● **WHAT IS EXPECTED**
Check each line of the records for "louveteaux"; collect those that have it.
** START SUPPLIED RECORDS **
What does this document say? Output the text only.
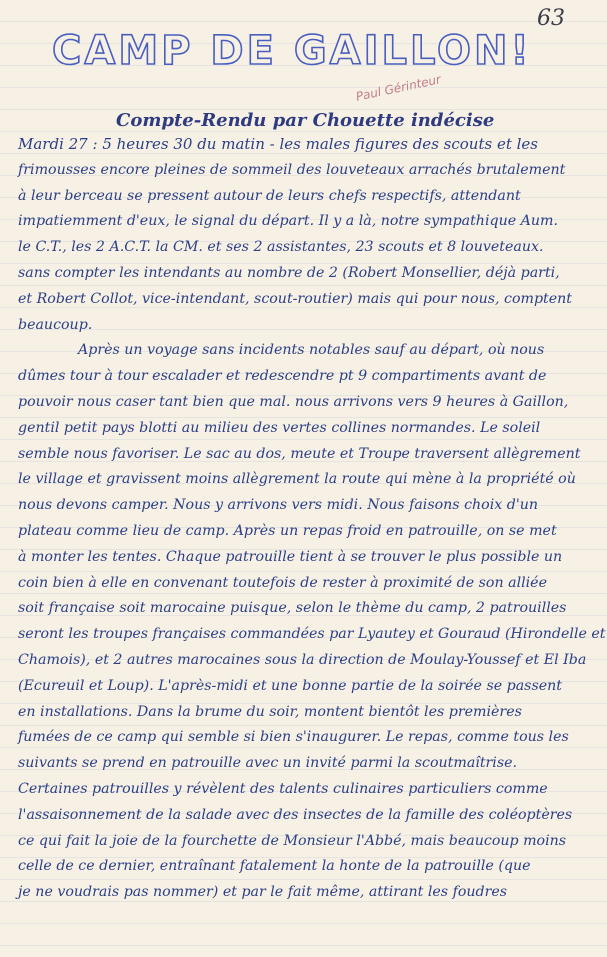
63
CAMP DE GAILLON!
Paul Gérinteur
Compte-Rendu par Chouette indécise
Mardi 27 : 5 heures 30 du matin - les males figures des scouts et les
frimousses encore pleines de sommeil des louveteaux arrachés brutalement
à leur berceau se pressent autour de leurs chefs respectifs, attendant
impatiemment d'eux, le signal du départ. Il y a là, notre sympathique Aum.
le C.T., les 2 A.C.T. la CM. et ses 2 assistantes, 23 scouts et 8 louveteaux.
sans compter les intendants au nombre de 2 (Robert Monsellier, déjà parti,
et Robert Collot, vice-intendant, scout-routier) mais qui pour nous, comptent
beaucoup.
Après un voyage sans incidents notables sauf au départ, où nous
dûmes tour à tour escalader et redescendre pt 9 compartiments avant de
pouvoir nous caser tant bien que mal. nous arrivons vers 9 heures à Gaillon,
gentil petit pays blotti au milieu des vertes collines normandes. Le soleil
semble nous favoriser. Le sac au dos, meute et Troupe traversent allègrement
le village et gravissent moins allègrement la route qui mène à la propriété où
nous devons camper. Nous y arrivons vers midi. Nous faisons choix d'un
plateau comme lieu de camp. Après un repas froid en patrouille, on se met
à monter les tentes. Chaque patrouille tient à se trouver le plus possible un
coin bien à elle en convenant toutefois de rester à proximité de son alliée
soit française soit marocaine puisque, selon le thème du camp, 2 patrouilles
seront les troupes françaises commandées par Lyautey et Gouraud (Hirondelle et
Chamois), et 2 autres marocaines sous la direction de Moulay-Youssef et El Iba
(Ecureuil et Loup). L'après-midi et une bonne partie de la soirée se passent
en installations. Dans la brume du soir, montent bientôt les premières
fumées de ce camp qui semble si bien s'inaugurer. Le repas, comme tous les
suivants se prend en patrouille avec un invité parmi la scoutmaîtrise.
Certaines patrouilles y révèlent des talents culinaires particuliers comme
l'assaisonnement de la salade avec des insectes de la famille des coléoptères
ce qui fait la joie de la fourchette de Monsieur l'Abbé, mais beaucoup moins
celle de ce dernier, entraînant fatalement la honte de la patrouille (que
je ne voudrais pas nommer) et par le fait même, attirant les foudres
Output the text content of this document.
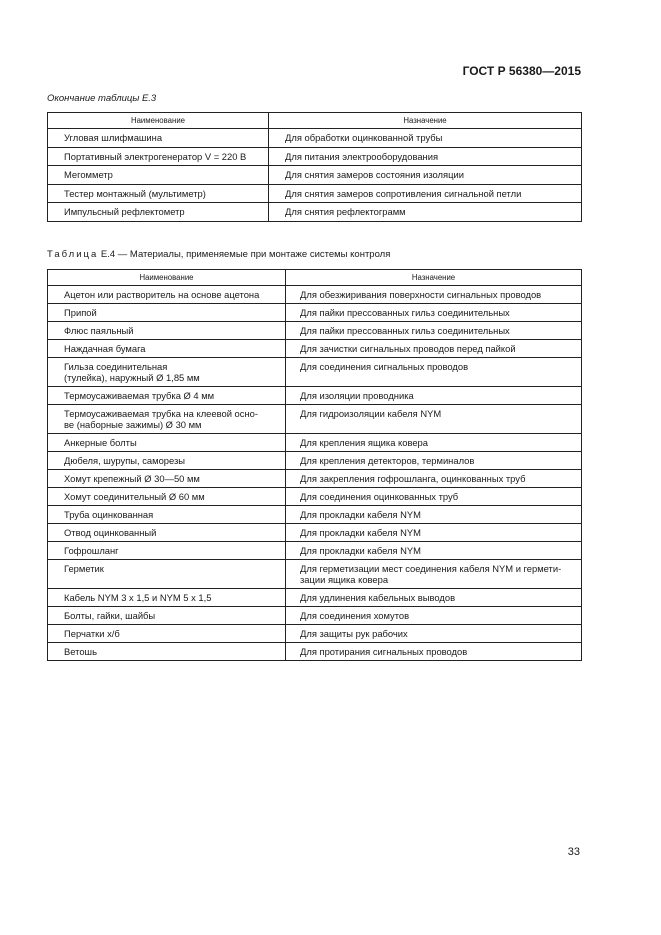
ГОСТ Р 56380—2015
Окончание таблицы Е.3
Наименование	Назначение
Угловая шлифмашина	Для обработки оцинкованной трубы
Портативный электрогенератор V = 220 В	Для питания электрооборудования
Мегомметр	Для снятия замеров состояния изоляции
Тестер монтажный (мультиметр)	Для снятия замеров сопротивления сигнальной петли
Импульсный рефлектометр	Для снятия рефлектограмм
Таблица Е.4 — Материалы, применяемые при монтаже системы контроля
Наименование	Назначение
Ацетон или растворитель на основе ацетона	Для обезжиривания поверхности сигнальных проводов
Припой	Для пайки прессованных гильз соединительных
Флюс паяльный	Для пайки прессованных гильз соединительных
Наждачная бумага	Для зачистки сигнальных проводов перед пайкой
Гильза соединительная
(тулейка), наружный Ø 1,85 мм	Для соединения сигнальных проводов
Термоусаживаемая трубка Ø 4 мм	Для изоляции проводника
Термоусаживаемая трубка на клеевой осно-
ве (наборные зажимы) Ø 30 мм	Для гидроизоляции кабеля NYM
Анкерные болты	Для крепления ящика ковера
Дюбеля, шурупы, саморезы	Для крепления детекторов, терминалов
Хомут крепежный Ø 30—50 мм	Для закрепления гофрошланга, оцинкованных труб
Хомут соединительный Ø 60 мм	Для соединения оцинкованных труб
Труба оцинкованная	Для прокладки кабеля NYM
Отвод оцинкованный	Для прокладки кабеля NYM
Гофрошланг	Для прокладки кабеля NYM
Герметик	Для герметизации мест соединения кабеля NYM и гермети-
зации ящика ковера
Кабель NYM 3 х 1,5 и NYM 5 х 1,5	Для удлинения кабельных выводов
Болты, гайки, шайбы	Для соединения хомутов
Перчатки х/б	Для защиты рук рабочих
Ветошь	Для протирания сигнальных проводов
33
** END SUPPLIED RECORDS **
● **FINISHED TASK**
frimousses encore pleines de sommeil des louveteaux arrachés brutalement
le C.T., les 2 A.C.T. la CM. et ses 2 assistantes, 23 scouts et 8 louveteaux.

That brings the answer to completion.